▶ _What to produce_: Reproduce every line of the records below verbatim, omitting the pictures from your answer.

▶ _Task inputs_:
※ ※ ※

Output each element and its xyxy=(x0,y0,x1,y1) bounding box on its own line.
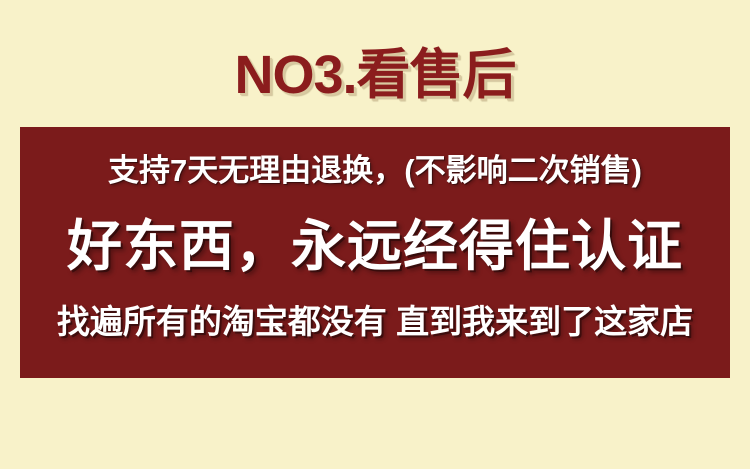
page-title: NO3.看售后 xyxy=(0,42,750,108)
after-sales-service-banner: 支持7天无理由退换，(不影响二次销售) 好东西，永远经得住认证 找遍所有的淘宝都… xyxy=(20,127,730,378)
promotional-banner: NO3.看售后 支持7天无理由退换，(不影响二次销售) 好东西，永远经得住认证 … xyxy=(0,0,750,469)
quality-slogan-text: 好东西，永远经得住认证 xyxy=(20,211,730,281)
return-policy-text: 支持7天无理由退换，(不影响二次销售) xyxy=(20,151,730,191)
customer-story-text: 找遍所有的淘宝都没有 直到我来到了这家店 xyxy=(20,300,730,344)
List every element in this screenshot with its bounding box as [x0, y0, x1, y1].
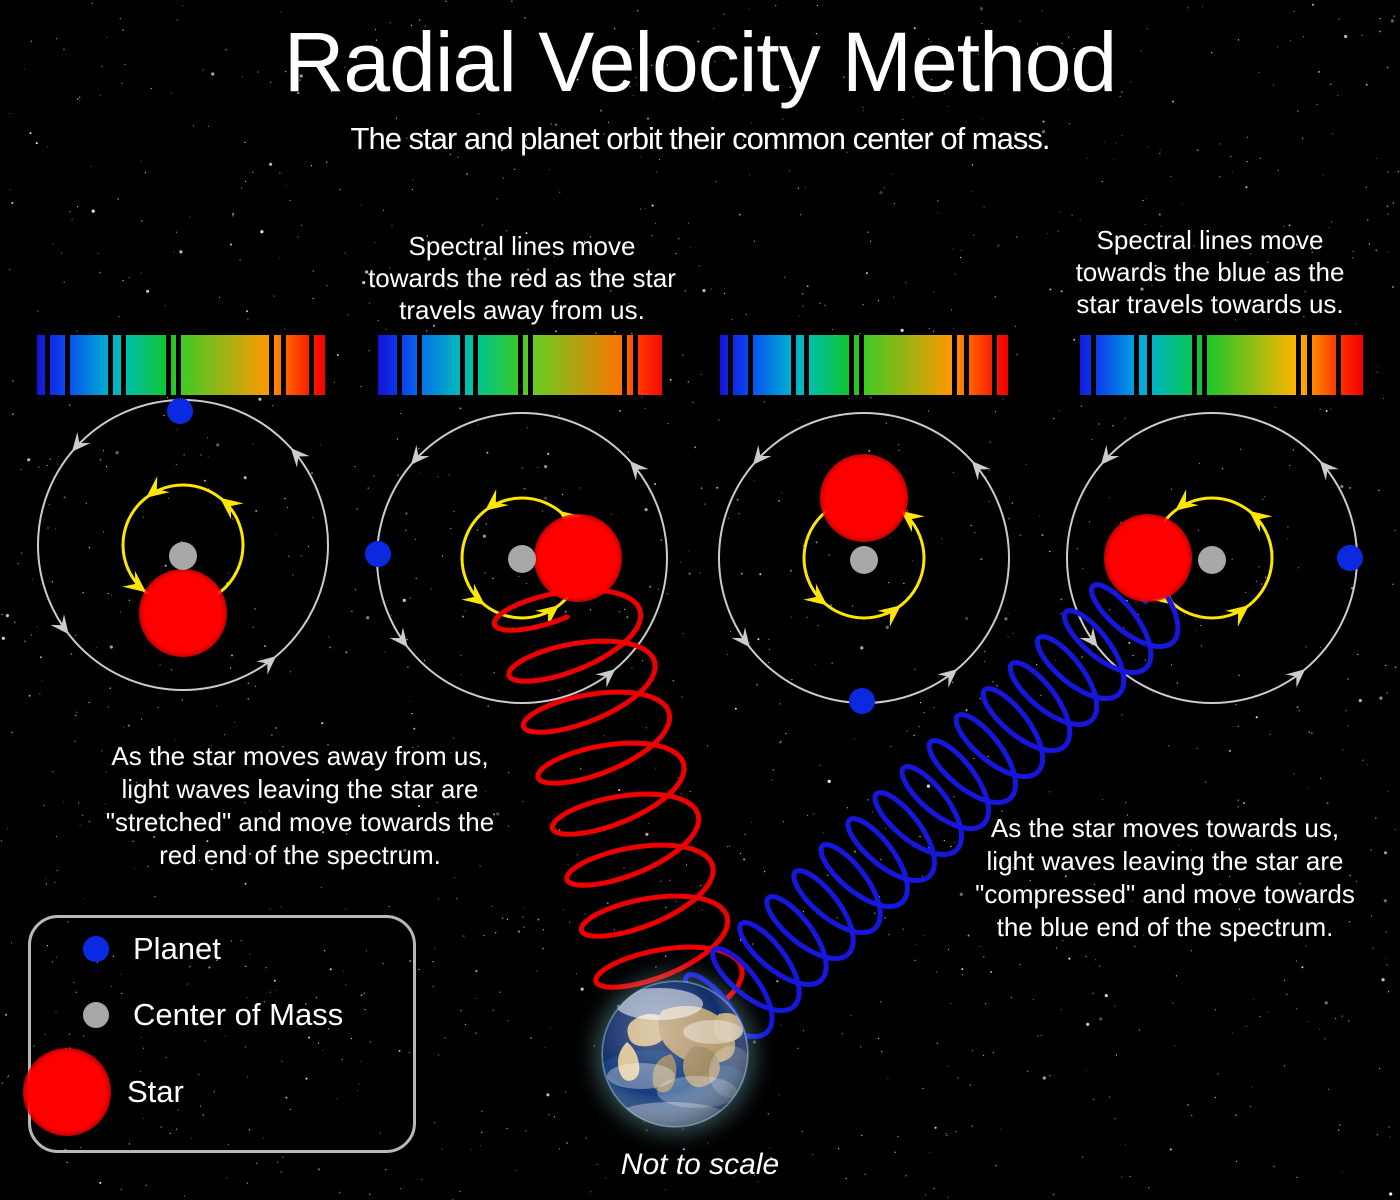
star-body [139, 569, 227, 657]
orbit-direction-arrow [140, 476, 170, 506]
radial-velocity-diagram: Radial Velocity Method The star and plan… [0, 0, 1400, 1200]
explanation-blueshift: As the star moves towards us, light wave… [940, 812, 1390, 944]
star-body [1104, 514, 1192, 602]
legend-item-center-of-mass: Center of Mass [83, 998, 343, 1032]
center-of-mass-dot-icon [83, 1002, 109, 1028]
orbit-direction-arrow [1225, 597, 1255, 627]
orbit-direction-arrow [1285, 663, 1310, 688]
explanation-redshift: As the star moves away from us, light wa… [60, 740, 540, 872]
orbit-direction-arrow [803, 584, 833, 614]
orbit-direction-arrow [1243, 503, 1273, 533]
planet-dot-icon [83, 936, 109, 962]
orbit-direction-arrow [1079, 627, 1104, 652]
orbit-direction-arrow [479, 489, 509, 519]
star-body [820, 454, 908, 542]
orbit-direction-arrow [50, 614, 75, 639]
star-disc-icon [23, 1048, 111, 1136]
orbit-direction-arrow [877, 597, 907, 627]
center-of-mass-body [1198, 546, 1226, 574]
legend-item-star: Star [23, 1048, 184, 1136]
orbit-direction-arrow [731, 627, 756, 652]
orbit-direction-arrow [214, 490, 244, 520]
planet-body [1337, 545, 1363, 571]
legend-label-center-of-mass: Center of Mass [133, 998, 343, 1032]
star-body [534, 514, 622, 602]
orbit-direction-arrow [1169, 489, 1199, 519]
orbit-direction-arrow [937, 663, 962, 688]
orbit-direction-arrow [389, 627, 414, 652]
center-of-mass-body [169, 542, 197, 570]
legend-label-planet: Planet [133, 932, 221, 966]
legend-box: Planet Center of Mass Star [28, 915, 416, 1153]
legend-item-planet: Planet [83, 932, 221, 966]
scale-note: Not to scale [540, 1148, 860, 1182]
earth-globe [601, 980, 749, 1128]
center-of-mass-body [508, 545, 536, 573]
orbit-direction-arrow [256, 650, 281, 675]
earth-icon [601, 980, 749, 1128]
legend-label-star: Star [127, 1075, 184, 1109]
planet-body [167, 398, 193, 424]
planet-body [365, 541, 391, 567]
orbit-direction-arrow [461, 584, 491, 614]
planet-body [849, 688, 875, 714]
center-of-mass-body [850, 546, 878, 574]
orbit-direction-arrow [595, 663, 620, 688]
orbit-direction-arrow [535, 597, 565, 627]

※ ※ ※

▶ _Result_:
Output each element and its xyxy=(x0,y0,x1,y1) bounding box on its own line.
page-title: NO3.看售后 xyxy=(0,42,750,108)
after-sales-service-banner: 支持7天无理由退换，(不影响二次销售) 好东西，永远经得住认证 找遍所有的淘宝都… xyxy=(20,127,730,378)
promotional-banner: NO3.看售后 支持7天无理由退换，(不影响二次销售) 好东西，永远经得住认证 … xyxy=(0,0,750,469)
quality-slogan-text: 好东西，永远经得住认证 xyxy=(20,211,730,281)
return-policy-text: 支持7天无理由退换，(不影响二次销售) xyxy=(20,151,730,191)
customer-story-text: 找遍所有的淘宝都没有 直到我来到了这家店 xyxy=(20,300,730,344)
List every element in this screenshot with its bounding box as [x0, y0, x1, y1].
star-body [139, 569, 227, 657]
orbit-direction-arrow [140, 476, 170, 506]
radial-velocity-diagram: Radial Velocity Method The star and plan… [0, 0, 1400, 1200]
explanation-blueshift: As the star moves towards us, light wave… [940, 812, 1390, 944]
star-body [1104, 514, 1192, 602]
legend-item-center-of-mass: Center of Mass [83, 998, 343, 1032]
center-of-mass-dot-icon [83, 1002, 109, 1028]
orbit-direction-arrow [1225, 597, 1255, 627]
orbit-direction-arrow [1285, 663, 1310, 688]
explanation-redshift: As the star moves away from us, light wa… [60, 740, 540, 872]
orbit-direction-arrow [803, 584, 833, 614]
orbit-direction-arrow [1243, 503, 1273, 533]
planet-dot-icon [83, 936, 109, 962]
orbit-direction-arrow [1079, 627, 1104, 652]
orbit-direction-arrow [479, 489, 509, 519]
star-body [820, 454, 908, 542]
orbit-direction-arrow [50, 614, 75, 639]
star-disc-icon [23, 1048, 111, 1136]
orbit-direction-arrow [877, 597, 907, 627]
center-of-mass-body [1198, 546, 1226, 574]
legend-item-star: Star [23, 1048, 184, 1136]
orbit-direction-arrow [731, 627, 756, 652]
orbit-direction-arrow [214, 490, 244, 520]
planet-body [1337, 545, 1363, 571]
legend-label-center-of-mass: Center of Mass [133, 998, 343, 1032]
star-body [534, 514, 622, 602]
orbit-direction-arrow [1169, 489, 1199, 519]
orbit-direction-arrow [937, 663, 962, 688]
orbit-direction-arrow [389, 627, 414, 652]
center-of-mass-body [169, 542, 197, 570]
legend-label-planet: Planet [133, 932, 221, 966]
legend-box: Planet Center of Mass Star [28, 915, 416, 1153]
legend-item-planet: Planet [83, 932, 221, 966]
scale-note: Not to scale [540, 1148, 860, 1182]
earth-globe [601, 980, 749, 1128]
center-of-mass-body [508, 545, 536, 573]
orbit-direction-arrow [256, 650, 281, 675]
earth-icon [601, 980, 749, 1128]
legend-label-star: Star [127, 1075, 184, 1109]
planet-body [167, 398, 193, 424]
planet-body [365, 541, 391, 567]
orbit-direction-arrow [461, 584, 491, 614]
planet-body [849, 688, 875, 714]
center-of-mass-body [850, 546, 878, 574]
orbit-direction-arrow [595, 663, 620, 688]
orbit-direction-arrow [535, 597, 565, 627]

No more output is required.